Given data:
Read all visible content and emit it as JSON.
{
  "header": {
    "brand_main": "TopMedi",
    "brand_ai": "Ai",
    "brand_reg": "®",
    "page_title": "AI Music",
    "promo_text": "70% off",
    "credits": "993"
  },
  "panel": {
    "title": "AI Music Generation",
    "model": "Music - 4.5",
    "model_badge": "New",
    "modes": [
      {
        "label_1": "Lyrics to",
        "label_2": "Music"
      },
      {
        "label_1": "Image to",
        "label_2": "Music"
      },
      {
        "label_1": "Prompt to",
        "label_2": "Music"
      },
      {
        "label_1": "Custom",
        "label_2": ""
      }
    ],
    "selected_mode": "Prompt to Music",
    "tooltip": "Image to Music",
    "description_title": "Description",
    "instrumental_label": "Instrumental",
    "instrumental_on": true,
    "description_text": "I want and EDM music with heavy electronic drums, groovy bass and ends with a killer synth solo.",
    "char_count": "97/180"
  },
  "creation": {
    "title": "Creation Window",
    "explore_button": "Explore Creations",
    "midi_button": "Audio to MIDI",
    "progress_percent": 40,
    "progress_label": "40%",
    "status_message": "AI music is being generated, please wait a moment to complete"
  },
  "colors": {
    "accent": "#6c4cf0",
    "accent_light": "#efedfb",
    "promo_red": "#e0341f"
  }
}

Problem to work on: What is the number of lines in the data holding the word "Image"? Reply with that number only.

Task solution: 2